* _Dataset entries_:
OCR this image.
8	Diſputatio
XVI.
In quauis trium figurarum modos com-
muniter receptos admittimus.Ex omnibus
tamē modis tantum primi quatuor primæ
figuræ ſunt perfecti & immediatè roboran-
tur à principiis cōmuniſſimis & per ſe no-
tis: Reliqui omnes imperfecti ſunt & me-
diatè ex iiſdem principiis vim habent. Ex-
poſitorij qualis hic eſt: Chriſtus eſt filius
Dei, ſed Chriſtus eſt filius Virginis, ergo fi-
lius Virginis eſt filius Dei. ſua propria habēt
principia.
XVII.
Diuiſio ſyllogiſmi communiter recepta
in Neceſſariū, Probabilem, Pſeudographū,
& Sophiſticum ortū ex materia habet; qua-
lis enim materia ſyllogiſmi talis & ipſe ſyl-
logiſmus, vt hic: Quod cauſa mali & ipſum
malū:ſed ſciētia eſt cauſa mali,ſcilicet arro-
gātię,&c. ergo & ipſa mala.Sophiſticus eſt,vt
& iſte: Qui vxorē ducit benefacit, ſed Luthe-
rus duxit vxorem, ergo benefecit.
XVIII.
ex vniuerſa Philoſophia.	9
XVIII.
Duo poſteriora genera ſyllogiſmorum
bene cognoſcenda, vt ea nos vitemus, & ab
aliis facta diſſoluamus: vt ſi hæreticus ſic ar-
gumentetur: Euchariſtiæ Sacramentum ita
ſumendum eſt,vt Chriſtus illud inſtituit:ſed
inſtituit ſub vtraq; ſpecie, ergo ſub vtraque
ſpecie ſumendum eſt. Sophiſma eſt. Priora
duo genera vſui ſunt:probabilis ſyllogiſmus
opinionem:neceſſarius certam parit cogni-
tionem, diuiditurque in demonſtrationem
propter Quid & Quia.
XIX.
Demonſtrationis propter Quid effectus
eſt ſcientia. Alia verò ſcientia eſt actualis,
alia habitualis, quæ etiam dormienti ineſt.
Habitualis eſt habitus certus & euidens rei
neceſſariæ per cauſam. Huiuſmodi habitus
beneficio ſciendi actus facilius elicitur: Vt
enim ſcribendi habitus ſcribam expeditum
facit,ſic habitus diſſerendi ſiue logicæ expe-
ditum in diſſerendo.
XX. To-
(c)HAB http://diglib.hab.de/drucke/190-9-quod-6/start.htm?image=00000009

* _DIRECTION_: Within the material above, find the lines that contain the word "inſtituit"; copy them.

* _EXERCISE RESPONSE_:
ſumendum eſt,vt Chriſtus illud inſtituit:ſed
inſtituit ſub vtraq; ſpecie, ergo ſub vtraque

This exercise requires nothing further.